» **Given exercise**
Reproduce the entire listing below verbatim, line for line.

(Raw records)
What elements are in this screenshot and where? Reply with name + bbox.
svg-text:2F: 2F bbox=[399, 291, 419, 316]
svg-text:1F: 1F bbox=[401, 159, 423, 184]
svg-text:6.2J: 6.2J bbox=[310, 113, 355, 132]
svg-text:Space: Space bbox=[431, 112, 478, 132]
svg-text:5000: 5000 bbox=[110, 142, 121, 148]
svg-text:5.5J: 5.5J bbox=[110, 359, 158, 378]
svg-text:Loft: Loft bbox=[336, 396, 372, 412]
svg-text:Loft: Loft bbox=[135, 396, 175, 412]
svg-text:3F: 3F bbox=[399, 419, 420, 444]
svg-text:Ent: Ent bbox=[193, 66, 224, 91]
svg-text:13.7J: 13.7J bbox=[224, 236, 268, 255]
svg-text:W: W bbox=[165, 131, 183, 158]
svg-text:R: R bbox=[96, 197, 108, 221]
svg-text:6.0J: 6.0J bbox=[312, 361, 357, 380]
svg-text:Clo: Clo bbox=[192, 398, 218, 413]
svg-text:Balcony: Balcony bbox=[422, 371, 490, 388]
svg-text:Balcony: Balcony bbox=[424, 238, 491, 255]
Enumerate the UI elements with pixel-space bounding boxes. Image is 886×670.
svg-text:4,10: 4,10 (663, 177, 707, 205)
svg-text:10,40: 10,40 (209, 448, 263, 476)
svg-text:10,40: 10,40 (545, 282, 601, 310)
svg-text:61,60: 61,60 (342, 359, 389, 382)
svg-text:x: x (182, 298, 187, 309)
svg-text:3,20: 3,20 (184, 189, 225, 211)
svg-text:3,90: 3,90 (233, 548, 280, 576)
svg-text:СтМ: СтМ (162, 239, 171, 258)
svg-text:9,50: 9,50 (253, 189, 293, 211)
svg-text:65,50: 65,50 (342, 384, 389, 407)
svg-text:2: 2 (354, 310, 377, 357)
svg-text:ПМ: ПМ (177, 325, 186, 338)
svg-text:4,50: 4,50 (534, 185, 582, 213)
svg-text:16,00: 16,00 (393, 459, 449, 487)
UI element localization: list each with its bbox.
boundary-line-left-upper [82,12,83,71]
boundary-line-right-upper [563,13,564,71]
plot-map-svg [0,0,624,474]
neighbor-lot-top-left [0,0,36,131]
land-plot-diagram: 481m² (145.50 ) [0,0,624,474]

» **Correct response**
What elements are in this screenshot and where? Reply with name + bbox.
svg-text:2F: 2F bbox=[399, 291, 419, 316]
svg-text:1F: 1F bbox=[401, 159, 423, 184]
svg-text:6.2J: 6.2J bbox=[310, 113, 355, 132]
svg-text:Space: Space bbox=[431, 112, 478, 132]
svg-text:5000: 5000 bbox=[110, 142, 121, 148]
svg-text:5.5J: 5.5J bbox=[110, 359, 158, 378]
svg-text:Loft: Loft bbox=[336, 396, 372, 412]
svg-text:Loft: Loft bbox=[135, 396, 175, 412]
svg-text:3F: 3F bbox=[399, 419, 420, 444]
svg-text:Ent: Ent bbox=[193, 66, 224, 91]
svg-text:13.7J: 13.7J bbox=[224, 236, 268, 255]
svg-text:W: W bbox=[165, 131, 183, 158]
svg-text:R: R bbox=[96, 197, 108, 221]
svg-text:6.0J: 6.0J bbox=[312, 361, 357, 380]
svg-text:Clo: Clo bbox=[192, 398, 218, 413]
svg-text:Balcony: Balcony bbox=[422, 371, 490, 388]
svg-text:Balcony: Balcony bbox=[424, 238, 491, 255]
Enumerate the UI elements with pixel-space bounding boxes. Image is 886×670.
svg-text:4,10: 4,10 (663, 177, 707, 205)
svg-text:10,40: 10,40 (209, 448, 263, 476)
svg-text:10,40: 10,40 (545, 282, 601, 310)
svg-text:61,60: 61,60 (342, 359, 389, 382)
svg-text:x: x (182, 298, 187, 309)
svg-text:3,20: 3,20 (184, 189, 225, 211)
svg-text:3,90: 3,90 (233, 548, 280, 576)
svg-text:СтМ: СтМ (162, 239, 171, 258)
svg-text:9,50: 9,50 (253, 189, 293, 211)
svg-text:65,50: 65,50 (342, 384, 389, 407)
svg-text:2: 2 (354, 310, 377, 357)
svg-text:ПМ: ПМ (177, 325, 186, 338)
svg-text:4,50: 4,50 (534, 185, 582, 213)
svg-text:16,00: 16,00 (393, 459, 449, 487)
UI element localization: list each with its bbox.
boundary-line-left-upper [82,12,83,71]
boundary-line-right-upper [563,13,564,71]
plot-map-svg [0,0,624,474]
neighbor-lot-top-left [0,0,36,131]
land-plot-diagram: 481m² (145.50 ) [0,0,624,474]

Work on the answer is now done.